THE REQUEST: Transcribe each record exactly. Include every one.

DATA PROVIDED:
##########
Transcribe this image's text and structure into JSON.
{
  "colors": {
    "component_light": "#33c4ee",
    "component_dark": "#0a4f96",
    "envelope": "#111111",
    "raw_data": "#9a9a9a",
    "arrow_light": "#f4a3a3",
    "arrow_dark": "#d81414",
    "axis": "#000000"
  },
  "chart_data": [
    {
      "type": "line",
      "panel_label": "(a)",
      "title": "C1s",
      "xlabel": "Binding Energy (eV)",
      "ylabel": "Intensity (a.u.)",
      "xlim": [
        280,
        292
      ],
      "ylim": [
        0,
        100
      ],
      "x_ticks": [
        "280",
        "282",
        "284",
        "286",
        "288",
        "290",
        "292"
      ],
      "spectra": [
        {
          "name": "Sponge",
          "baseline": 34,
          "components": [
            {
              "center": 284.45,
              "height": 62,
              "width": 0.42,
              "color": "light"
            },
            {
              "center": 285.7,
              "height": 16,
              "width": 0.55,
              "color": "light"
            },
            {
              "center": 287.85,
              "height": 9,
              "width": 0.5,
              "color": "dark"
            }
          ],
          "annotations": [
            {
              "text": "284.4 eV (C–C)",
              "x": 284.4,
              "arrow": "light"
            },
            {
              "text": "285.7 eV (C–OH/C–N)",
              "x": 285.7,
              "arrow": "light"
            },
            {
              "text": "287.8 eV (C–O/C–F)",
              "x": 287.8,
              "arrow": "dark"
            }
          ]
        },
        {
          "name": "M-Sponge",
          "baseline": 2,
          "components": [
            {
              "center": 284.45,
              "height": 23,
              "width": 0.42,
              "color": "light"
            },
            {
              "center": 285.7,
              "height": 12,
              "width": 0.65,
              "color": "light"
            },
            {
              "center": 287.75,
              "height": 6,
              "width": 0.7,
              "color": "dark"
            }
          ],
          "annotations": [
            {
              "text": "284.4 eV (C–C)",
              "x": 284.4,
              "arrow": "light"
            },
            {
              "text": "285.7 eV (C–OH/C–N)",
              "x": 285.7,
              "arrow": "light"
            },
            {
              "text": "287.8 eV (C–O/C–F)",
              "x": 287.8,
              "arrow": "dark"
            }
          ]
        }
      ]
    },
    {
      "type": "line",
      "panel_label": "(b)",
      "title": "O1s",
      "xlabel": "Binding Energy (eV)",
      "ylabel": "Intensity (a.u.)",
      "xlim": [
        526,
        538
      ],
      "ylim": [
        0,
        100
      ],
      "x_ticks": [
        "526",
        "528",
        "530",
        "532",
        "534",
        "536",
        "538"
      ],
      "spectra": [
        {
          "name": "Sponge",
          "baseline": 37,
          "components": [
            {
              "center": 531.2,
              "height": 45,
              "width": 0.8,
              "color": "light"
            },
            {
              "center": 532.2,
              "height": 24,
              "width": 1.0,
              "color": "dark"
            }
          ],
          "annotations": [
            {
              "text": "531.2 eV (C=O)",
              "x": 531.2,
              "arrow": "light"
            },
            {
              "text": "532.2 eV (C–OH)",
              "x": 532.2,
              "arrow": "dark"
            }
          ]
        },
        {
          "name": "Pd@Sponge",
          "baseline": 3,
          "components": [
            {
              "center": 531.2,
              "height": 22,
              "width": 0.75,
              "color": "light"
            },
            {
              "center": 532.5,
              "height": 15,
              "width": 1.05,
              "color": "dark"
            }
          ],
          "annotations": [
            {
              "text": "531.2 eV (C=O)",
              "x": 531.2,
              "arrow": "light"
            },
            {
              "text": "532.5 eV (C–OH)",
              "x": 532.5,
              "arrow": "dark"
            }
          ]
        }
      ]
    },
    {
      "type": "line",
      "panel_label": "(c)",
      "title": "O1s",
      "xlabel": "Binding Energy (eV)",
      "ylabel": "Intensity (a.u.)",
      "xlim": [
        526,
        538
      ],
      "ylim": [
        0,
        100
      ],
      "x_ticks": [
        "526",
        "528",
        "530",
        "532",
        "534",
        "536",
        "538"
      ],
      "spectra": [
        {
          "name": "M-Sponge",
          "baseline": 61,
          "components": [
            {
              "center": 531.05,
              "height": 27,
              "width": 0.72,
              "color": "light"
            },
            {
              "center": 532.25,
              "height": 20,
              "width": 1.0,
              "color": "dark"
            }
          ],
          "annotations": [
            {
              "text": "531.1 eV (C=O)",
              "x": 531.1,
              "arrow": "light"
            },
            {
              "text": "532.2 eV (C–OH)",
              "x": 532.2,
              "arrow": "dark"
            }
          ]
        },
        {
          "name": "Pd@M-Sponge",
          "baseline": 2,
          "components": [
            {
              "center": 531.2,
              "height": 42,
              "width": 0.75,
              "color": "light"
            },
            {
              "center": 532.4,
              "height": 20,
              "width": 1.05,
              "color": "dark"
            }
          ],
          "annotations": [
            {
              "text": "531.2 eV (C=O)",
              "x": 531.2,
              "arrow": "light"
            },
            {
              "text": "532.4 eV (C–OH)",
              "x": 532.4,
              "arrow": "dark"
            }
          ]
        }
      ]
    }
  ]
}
##########
EXERCISE RESULT:
Transcribe this image's text and structure into JSON.
{
  "colors": {
    "component_light": "#33c4ee",
    "component_dark": "#0a4f96",
    "envelope": "#111111",
    "raw_data": "#9a9a9a",
    "arrow_light": "#f4a3a3",
    "arrow_dark": "#d81414",
    "axis": "#000000"
  },
  "chart_data": [
    {
      "type": "line",
      "panel_label": "(a)",
      "title": "C1s",
      "xlabel": "Binding Energy (eV)",
      "ylabel": "Intensity (a.u.)",
      "xlim": [
        280,
        292
      ],
      "ylim": [
        0,
        100
      ],
      "x_ticks": [
        "280",
        "282",
        "284",
        "286",
        "288",
        "290",
        "292"
      ],
      "spectra": [
        {
          "name": "Sponge",
          "baseline": 34,
          "components": [
            {
              "center": 284.45,
              "height": 62,
              "width": 0.42,
              "color": "light"
            },
            {
              "center": 285.7,
              "height": 16,
              "width": 0.55,
              "color": "light"
            },
            {
              "center": 287.85,
              "height": 9,
              "width": 0.5,
              "color": "dark"
            }
          ],
          "annotations": [
            {
              "text": "284.4 eV (C–C)",
              "x": 284.4,
              "arrow": "light"
            },
            {
              "text": "285.7 eV (C–OH/C–N)",
              "x": 285.7,
              "arrow": "light"
            },
            {
              "text": "287.8 eV (C–O/C–F)",
              "x": 287.8,
              "arrow": "dark"
            }
          ]
        },
        {
          "name": "M-Sponge",
          "baseline": 2,
          "components": [
            {
              "center": 284.45,
              "height": 23,
              "width": 0.42,
              "color": "light"
            },
            {
              "center": 285.7,
              "height": 12,
              "width": 0.65,
              "color": "light"
            },
            {
              "center": 287.75,
              "height": 6,
              "width": 0.7,
              "color": "dark"
            }
          ],
          "annotations": [
            {
              "text": "284.4 eV (C–C)",
              "x": 284.4,
              "arrow": "light"
            },
            {
              "text": "285.7 eV (C–OH/C–N)",
              "x": 285.7,
              "arrow": "light"
            },
            {
              "text": "287.8 eV (C–O/C–F)",
              "x": 287.8,
              "arrow": "dark"
            }
          ]
        }
      ]
    },
    {
      "type": "line",
      "panel_label": "(b)",
      "title": "O1s",
      "xlabel": "Binding Energy (eV)",
      "ylabel": "Intensity (a.u.)",
      "xlim": [
        526,
        538
      ],
      "ylim": [
        0,
        100
      ],
      "x_ticks": [
        "526",
        "528",
        "530",
        "532",
        "534",
        "536",
        "538"
      ],
      "spectra": [
        {
          "name": "Sponge",
          "baseline": 37,
          "components": [
            {
              "center": 531.2,
              "height": 45,
              "width": 0.8,
              "color": "light"
            },
            {
              "center": 532.2,
              "height": 24,
              "width": 1.0,
              "color": "dark"
            }
          ],
          "annotations": [
            {
              "text": "531.2 eV (C=O)",
              "x": 531.2,
              "arrow": "light"
            },
            {
              "text": "532.2 eV (C–OH)",
              "x": 532.2,
              "arrow": "dark"
            }
          ]
        },
        {
          "name": "Pd@Sponge",
          "baseline": 3,
          "components": [
            {
              "center": 531.2,
              "height": 22,
              "width": 0.75,
              "color": "light"
            },
            {
              "center": 532.5,
              "height": 15,
              "width": 1.05,
              "color": "dark"
            }
          ],
          "annotations": [
            {
              "text": "531.2 eV (C=O)",
              "x": 531.2,
              "arrow": "light"
            },
            {
              "text": "532.5 eV (C–OH)",
              "x": 532.5,
              "arrow": "dark"
            }
          ]
        }
      ]
    },
    {
      "type": "line",
      "panel_label": "(c)",
      "title": "O1s",
      "xlabel": "Binding Energy (eV)",
      "ylabel": "Intensity (a.u.)",
      "xlim": [
        526,
        538
      ],
      "ylim": [
        0,
        100
      ],
      "x_ticks": [
        "526",
        "528",
        "530",
        "532",
        "534",
        "536",
        "538"
      ],
      "spectra": [
        {
          "name": "M-Sponge",
          "baseline": 61,
          "components": [
            {
              "center": 531.05,
              "height": 27,
              "width": 0.72,
              "color": "light"
            },
            {
              "center": 532.25,
              "height": 20,
              "width": 1.0,
              "color": "dark"
            }
          ],
          "annotations": [
            {
              "text": "531.1 eV (C=O)",
              "x": 531.1,
              "arrow": "light"
            },
            {
              "text": "532.2 eV (C–OH)",
              "x": 532.2,
              "arrow": "dark"
            }
          ]
        },
        {
          "name": "Pd@M-Sponge",
          "baseline": 2,
          "components": [
            {
              "center": 531.2,
              "height": 42,
              "width": 0.75,
              "color": "light"
            },
            {
              "center": 532.4,
              "height": 20,
              "width": 1.05,
              "color": "dark"
            }
          ],
          "annotations": [
            {
              "text": "531.2 eV (C=O)",
              "x": 531.2,
              "arrow": "light"
            },
            {
              "text": "532.4 eV (C–OH)",
              "x": 532.4,
              "arrow": "dark"
            }
          ]
        }
      ]
    }
  ]
}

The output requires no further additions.